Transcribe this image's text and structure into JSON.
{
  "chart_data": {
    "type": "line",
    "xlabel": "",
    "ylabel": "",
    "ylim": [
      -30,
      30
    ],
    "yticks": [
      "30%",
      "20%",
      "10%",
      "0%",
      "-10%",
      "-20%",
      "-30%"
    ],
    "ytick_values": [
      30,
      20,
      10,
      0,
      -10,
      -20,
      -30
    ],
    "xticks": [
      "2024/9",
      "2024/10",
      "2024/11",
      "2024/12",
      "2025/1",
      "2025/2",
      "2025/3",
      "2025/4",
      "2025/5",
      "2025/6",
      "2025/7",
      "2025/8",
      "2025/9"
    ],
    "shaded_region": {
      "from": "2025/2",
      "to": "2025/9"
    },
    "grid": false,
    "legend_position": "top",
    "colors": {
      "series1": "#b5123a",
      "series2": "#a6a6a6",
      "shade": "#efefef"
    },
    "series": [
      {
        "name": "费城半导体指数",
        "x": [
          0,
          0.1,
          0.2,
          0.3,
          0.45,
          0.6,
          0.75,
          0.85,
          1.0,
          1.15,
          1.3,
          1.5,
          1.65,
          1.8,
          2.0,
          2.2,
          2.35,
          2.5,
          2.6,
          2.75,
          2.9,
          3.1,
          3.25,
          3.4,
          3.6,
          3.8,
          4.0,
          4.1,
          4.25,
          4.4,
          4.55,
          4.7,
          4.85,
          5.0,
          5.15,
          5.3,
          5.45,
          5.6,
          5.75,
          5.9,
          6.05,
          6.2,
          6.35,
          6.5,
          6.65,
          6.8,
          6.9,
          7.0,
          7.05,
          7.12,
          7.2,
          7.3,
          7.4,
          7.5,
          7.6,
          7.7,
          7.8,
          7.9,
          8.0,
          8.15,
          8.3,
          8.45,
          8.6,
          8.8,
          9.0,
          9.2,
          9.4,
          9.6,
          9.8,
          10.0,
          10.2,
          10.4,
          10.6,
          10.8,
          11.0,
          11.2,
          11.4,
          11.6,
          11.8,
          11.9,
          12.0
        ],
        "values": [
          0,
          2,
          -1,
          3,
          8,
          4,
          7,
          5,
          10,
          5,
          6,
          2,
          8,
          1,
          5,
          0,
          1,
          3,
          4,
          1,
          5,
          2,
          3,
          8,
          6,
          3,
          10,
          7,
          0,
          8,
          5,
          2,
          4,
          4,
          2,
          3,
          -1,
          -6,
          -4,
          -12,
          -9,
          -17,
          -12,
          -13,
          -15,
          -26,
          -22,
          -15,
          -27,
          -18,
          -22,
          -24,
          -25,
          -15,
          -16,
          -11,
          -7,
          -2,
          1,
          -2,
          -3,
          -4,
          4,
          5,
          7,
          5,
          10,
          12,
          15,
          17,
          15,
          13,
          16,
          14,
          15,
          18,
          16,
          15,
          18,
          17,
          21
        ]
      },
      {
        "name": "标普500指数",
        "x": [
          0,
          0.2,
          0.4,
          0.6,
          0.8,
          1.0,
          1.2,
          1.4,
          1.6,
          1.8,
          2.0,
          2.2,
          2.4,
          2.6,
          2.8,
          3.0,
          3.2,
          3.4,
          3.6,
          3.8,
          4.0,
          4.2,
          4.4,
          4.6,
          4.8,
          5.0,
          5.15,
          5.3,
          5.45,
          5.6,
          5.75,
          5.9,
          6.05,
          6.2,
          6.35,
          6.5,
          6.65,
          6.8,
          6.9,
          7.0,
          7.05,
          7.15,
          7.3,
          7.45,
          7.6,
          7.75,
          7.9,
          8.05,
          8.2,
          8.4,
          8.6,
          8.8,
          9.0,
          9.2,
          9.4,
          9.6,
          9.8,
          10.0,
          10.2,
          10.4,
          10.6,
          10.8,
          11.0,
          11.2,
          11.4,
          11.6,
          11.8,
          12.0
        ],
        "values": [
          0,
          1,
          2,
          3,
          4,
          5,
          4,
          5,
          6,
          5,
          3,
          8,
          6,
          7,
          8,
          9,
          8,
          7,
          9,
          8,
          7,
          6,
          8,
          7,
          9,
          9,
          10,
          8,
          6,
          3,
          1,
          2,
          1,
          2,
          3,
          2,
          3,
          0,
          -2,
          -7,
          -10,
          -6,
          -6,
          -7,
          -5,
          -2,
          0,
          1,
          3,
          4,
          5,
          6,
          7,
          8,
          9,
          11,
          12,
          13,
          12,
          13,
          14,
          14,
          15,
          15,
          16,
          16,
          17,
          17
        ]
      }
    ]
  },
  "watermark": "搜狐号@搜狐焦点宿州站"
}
□ □ □
**Aim of the task:**
Restate each record word for word.

**Task solution:**
Transcribe this image's text and structure into JSON.
{
  "chart_data": {
    "type": "line",
    "xlabel": "",
    "ylabel": "",
    "ylim": [
      -30,
      30
    ],
    "yticks": [
      "30%",
      "20%",
      "10%",
      "0%",
      "-10%",
      "-20%",
      "-30%"
    ],
    "ytick_values": [
      30,
      20,
      10,
      0,
      -10,
      -20,
      -30
    ],
    "xticks": [
      "2024/9",
      "2024/10",
      "2024/11",
      "2024/12",
      "2025/1",
      "2025/2",
      "2025/3",
      "2025/4",
      "2025/5",
      "2025/6",
      "2025/7",
      "2025/8",
      "2025/9"
    ],
    "shaded_region": {
      "from": "2025/2",
      "to": "2025/9"
    },
    "grid": false,
    "legend_position": "top",
    "colors": {
      "series1": "#b5123a",
      "series2": "#a6a6a6",
      "shade": "#efefef"
    },
    "series": [
      {
        "name": "费城半导体指数",
        "x": [
          0,
          0.1,
          0.2,
          0.3,
          0.45,
          0.6,
          0.75,
          0.85,
          1.0,
          1.15,
          1.3,
          1.5,
          1.65,
          1.8,
          2.0,
          2.2,
          2.35,
          2.5,
          2.6,
          2.75,
          2.9,
          3.1,
          3.25,
          3.4,
          3.6,
          3.8,
          4.0,
          4.1,
          4.25,
          4.4,
          4.55,
          4.7,
          4.85,
          5.0,
          5.15,
          5.3,
          5.45,
          5.6,
          5.75,
          5.9,
          6.05,
          6.2,
          6.35,
          6.5,
          6.65,
          6.8,
          6.9,
          7.0,
          7.05,
          7.12,
          7.2,
          7.3,
          7.4,
          7.5,
          7.6,
          7.7,
          7.8,
          7.9,
          8.0,
          8.15,
          8.3,
          8.45,
          8.6,
          8.8,
          9.0,
          9.2,
          9.4,
          9.6,
          9.8,
          10.0,
          10.2,
          10.4,
          10.6,
          10.8,
          11.0,
          11.2,
          11.4,
          11.6,
          11.8,
          11.9,
          12.0
        ],
        "values": [
          0,
          2,
          -1,
          3,
          8,
          4,
          7,
          5,
          10,
          5,
          6,
          2,
          8,
          1,
          5,
          0,
          1,
          3,
          4,
          1,
          5,
          2,
          3,
          8,
          6,
          3,
          10,
          7,
          0,
          8,
          5,
          2,
          4,
          4,
          2,
          3,
          -1,
          -6,
          -4,
          -12,
          -9,
          -17,
          -12,
          -13,
          -15,
          -26,
          -22,
          -15,
          -27,
          -18,
          -22,
          -24,
          -25,
          -15,
          -16,
          -11,
          -7,
          -2,
          1,
          -2,
          -3,
          -4,
          4,
          5,
          7,
          5,
          10,
          12,
          15,
          17,
          15,
          13,
          16,
          14,
          15,
          18,
          16,
          15,
          18,
          17,
          21
        ]
      },
      {
        "name": "标普500指数",
        "x": [
          0,
          0.2,
          0.4,
          0.6,
          0.8,
          1.0,
          1.2,
          1.4,
          1.6,
          1.8,
          2.0,
          2.2,
          2.4,
          2.6,
          2.8,
          3.0,
          3.2,
          3.4,
          3.6,
          3.8,
          4.0,
          4.2,
          4.4,
          4.6,
          4.8,
          5.0,
          5.15,
          5.3,
          5.45,
          5.6,
          5.75,
          5.9,
          6.05,
          6.2,
          6.35,
          6.5,
          6.65,
          6.8,
          6.9,
          7.0,
          7.05,
          7.15,
          7.3,
          7.45,
          7.6,
          7.75,
          7.9,
          8.05,
          8.2,
          8.4,
          8.6,
          8.8,
          9.0,
          9.2,
          9.4,
          9.6,
          9.8,
          10.0,
          10.2,
          10.4,
          10.6,
          10.8,
          11.0,
          11.2,
          11.4,
          11.6,
          11.8,
          12.0
        ],
        "values": [
          0,
          1,
          2,
          3,
          4,
          5,
          4,
          5,
          6,
          5,
          3,
          8,
          6,
          7,
          8,
          9,
          8,
          7,
          9,
          8,
          7,
          6,
          8,
          7,
          9,
          9,
          10,
          8,
          6,
          3,
          1,
          2,
          1,
          2,
          3,
          2,
          3,
          0,
          -2,
          -7,
          -10,
          -6,
          -6,
          -7,
          -5,
          -2,
          0,
          1,
          3,
          4,
          5,
          6,
          7,
          8,
          9,
          11,
          12,
          13,
          12,
          13,
          14,
          14,
          15,
          15,
          16,
          16,
          17,
          17
        ]
      }
    ]
  },
  "watermark": "搜狐号@搜狐焦点宿州站"
}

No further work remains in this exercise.